## TEXT PASSAGE
■ ■ ■ ■ ■
In order to get everything done for the upcoming NSF site visit, I have created this page to share both temporary and complete results as well as to hold discussions on visualization methods being used, why they are employed, and how to better depict data for the scientists in Oregon. Below are links to images and animations showing the current state of visualization of the curvilinear grid simulation sent to me by Yvette.


  • 1.png
    • This visualization uses a combination of iso-surfaces of phytoplankton concentration and O2 saturation of the domain.
  • 2.png
    • Same as above only using Temperature instead of O2 saturation
  • 3.png
    • Using the same iso-surfaces extracted in the above visualizations, we have loaded the O2 saturation scalar field and determined the values of this field on the phytoplankton concentration surfaces. Additionally, the entire domain is shown using an interactive cutting plane that determines the value of the 2D slice visualization as before.
■ ■ ■ ■ ■
## PROBLEMS TO WORK ON
1) From the visualization notes, repeat the part that opens with the words containing "In order to" and closes with "me by Yvette.".
2) Answer these questions from the visualization notes:
(a) Who sent the curvilinear grid simulation?
(b) In 2.png, what replaces O2 saturation?
(c) What upcoming event is the page being prepared for?
3) Continue the visualization notes after their last sentence.
■ ■ ■ ■ ■
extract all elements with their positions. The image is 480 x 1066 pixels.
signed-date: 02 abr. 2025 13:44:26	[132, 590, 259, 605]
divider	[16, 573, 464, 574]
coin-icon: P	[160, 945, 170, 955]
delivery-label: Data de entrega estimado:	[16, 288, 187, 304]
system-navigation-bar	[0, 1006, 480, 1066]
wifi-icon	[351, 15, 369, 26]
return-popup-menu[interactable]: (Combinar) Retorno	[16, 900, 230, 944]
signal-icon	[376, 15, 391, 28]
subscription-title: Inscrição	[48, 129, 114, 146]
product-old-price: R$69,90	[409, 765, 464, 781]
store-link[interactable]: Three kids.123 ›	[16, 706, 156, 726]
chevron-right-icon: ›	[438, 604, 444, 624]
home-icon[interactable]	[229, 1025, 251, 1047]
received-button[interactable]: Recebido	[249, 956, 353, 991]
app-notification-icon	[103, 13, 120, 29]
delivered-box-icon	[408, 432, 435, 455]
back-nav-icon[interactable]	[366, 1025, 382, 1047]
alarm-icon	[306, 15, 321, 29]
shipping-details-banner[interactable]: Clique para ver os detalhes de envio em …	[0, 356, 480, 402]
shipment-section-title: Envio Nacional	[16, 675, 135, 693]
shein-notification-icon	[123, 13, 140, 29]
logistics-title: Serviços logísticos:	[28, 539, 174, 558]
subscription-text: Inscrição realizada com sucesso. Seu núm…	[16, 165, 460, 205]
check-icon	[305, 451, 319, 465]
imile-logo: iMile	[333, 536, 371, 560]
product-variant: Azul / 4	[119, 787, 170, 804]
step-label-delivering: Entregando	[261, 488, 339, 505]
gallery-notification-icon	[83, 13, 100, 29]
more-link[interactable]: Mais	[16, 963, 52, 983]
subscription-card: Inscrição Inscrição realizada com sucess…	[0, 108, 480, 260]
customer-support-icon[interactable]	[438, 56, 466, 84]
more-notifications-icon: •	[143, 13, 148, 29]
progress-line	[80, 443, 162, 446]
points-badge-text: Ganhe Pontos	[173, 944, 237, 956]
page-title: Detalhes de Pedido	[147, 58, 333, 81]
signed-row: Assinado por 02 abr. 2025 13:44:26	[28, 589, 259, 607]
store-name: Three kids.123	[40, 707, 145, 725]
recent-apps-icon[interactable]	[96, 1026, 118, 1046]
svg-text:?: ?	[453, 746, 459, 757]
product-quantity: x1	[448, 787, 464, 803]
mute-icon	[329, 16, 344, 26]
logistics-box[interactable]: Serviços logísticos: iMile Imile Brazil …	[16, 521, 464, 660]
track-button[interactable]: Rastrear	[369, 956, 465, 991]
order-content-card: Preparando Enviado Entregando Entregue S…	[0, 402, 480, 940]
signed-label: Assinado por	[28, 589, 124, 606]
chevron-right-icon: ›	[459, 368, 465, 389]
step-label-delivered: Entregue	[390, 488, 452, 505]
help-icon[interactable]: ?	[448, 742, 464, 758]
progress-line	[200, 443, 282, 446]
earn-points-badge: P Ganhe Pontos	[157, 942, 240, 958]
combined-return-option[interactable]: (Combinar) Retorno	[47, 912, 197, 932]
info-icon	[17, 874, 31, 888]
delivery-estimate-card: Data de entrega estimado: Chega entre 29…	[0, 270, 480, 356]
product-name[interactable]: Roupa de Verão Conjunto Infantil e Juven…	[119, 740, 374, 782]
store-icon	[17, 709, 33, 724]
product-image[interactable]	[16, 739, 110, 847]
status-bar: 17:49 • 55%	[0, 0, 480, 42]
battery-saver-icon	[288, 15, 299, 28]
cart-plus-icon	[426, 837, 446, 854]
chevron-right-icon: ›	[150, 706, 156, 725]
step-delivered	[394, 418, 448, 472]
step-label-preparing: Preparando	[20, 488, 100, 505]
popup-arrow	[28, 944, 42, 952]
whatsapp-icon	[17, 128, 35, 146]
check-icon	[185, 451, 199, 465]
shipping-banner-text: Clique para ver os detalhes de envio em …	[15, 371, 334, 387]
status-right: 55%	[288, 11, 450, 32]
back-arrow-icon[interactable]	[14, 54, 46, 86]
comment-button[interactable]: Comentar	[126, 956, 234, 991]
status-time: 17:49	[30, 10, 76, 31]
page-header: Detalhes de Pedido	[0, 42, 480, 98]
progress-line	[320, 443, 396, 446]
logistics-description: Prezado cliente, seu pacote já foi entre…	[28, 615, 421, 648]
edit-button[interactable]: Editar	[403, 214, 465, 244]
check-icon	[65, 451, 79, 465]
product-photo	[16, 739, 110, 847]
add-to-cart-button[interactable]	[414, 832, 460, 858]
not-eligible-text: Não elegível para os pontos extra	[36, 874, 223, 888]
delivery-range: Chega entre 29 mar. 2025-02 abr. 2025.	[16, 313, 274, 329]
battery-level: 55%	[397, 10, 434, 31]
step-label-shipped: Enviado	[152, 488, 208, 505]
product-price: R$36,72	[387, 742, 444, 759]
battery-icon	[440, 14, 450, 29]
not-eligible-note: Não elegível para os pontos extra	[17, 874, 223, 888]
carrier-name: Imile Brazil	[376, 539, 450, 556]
■ ■ ■ ■ ■
## EXERCISE ANSWERS
1)
In order to get everything done for the upcoming NSF site visit, I have created this page to share both temporary and complete results as well as to hold discussions on visualization methods being used, why they are employed, and how to better depict data for the scientists in Oregon. Below are links to images and animations showing the current state of visualization of the curvilinear grid simulation sent to me by Yvette.

2)
(a) Yvette
(b) Temperature
(c) The NSF site visit

3)
  • 4.png
    • Improving on the previous visualization, I am now providing equally spaced contours of the domain in the 2D slice-based visualization. This provides a much more intuitive visualization of the scalar field. Additionally, while the large 3D domain uses a relatively narrow range of the present scalar values for the colormap, I have increased this range for the 2D case. This provides a more complete visualization of the depth-based components present in the slices while accentuating surface variations in the 3D domain. I have also included the location of each slice in the dataset coordinates in the scalar bar associated with the 2D slice.
  • 5.png
    • Initial visualization of the extracted velocity field of the regular grid. I use salt for coloring the domain and velocity magnitude for the vectors. This is just an initial visualization and will be refined. The placement of the velocity glyphs is interactively defined by using a seeding plane (Not shown).
  • 6.png
    • Building off of 4.png and 5.png, I've added the vector field as scaled, but uncolored, glyphs representing the velocity of the water in the simulation. The placement of vectors is determined by a user-defined, interactive seeding plane. I've also modified the underlying workflows to help simplify changing timesteps.


  • 1.avi | .mov
    • This is a test animation generated in VisTrails depicting two types of planktons with temperatures and the flow field. I still haven't gotten the colormaps exactly correct yet, but that should be fixed shortly.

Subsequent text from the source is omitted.